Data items

────────────────────

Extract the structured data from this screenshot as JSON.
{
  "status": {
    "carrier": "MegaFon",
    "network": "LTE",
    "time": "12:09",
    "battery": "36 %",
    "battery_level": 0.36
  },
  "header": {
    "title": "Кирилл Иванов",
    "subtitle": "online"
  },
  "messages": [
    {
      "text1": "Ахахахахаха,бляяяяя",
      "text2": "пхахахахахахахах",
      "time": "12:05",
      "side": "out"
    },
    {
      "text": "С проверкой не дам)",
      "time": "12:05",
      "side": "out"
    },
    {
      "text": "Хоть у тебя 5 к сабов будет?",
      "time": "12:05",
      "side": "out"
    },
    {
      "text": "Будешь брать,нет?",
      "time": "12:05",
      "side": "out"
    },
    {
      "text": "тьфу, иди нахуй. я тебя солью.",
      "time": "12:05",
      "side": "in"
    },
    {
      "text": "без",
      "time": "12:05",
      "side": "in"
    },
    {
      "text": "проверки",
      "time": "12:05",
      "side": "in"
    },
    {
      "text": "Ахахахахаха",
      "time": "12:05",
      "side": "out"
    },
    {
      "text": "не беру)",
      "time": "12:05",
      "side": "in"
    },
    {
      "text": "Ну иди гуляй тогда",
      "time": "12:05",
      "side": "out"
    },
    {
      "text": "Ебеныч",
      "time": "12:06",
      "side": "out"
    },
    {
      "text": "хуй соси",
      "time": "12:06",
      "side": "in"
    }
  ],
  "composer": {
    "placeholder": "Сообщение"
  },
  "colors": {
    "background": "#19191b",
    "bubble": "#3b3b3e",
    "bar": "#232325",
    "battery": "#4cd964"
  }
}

────────────────────

Copy each line of the data above that holds "тебя".

      "text": "Хоть у тебя 5 к сабов будет?",
      "text": "тьфу, иди нахуй. я тебя солью.",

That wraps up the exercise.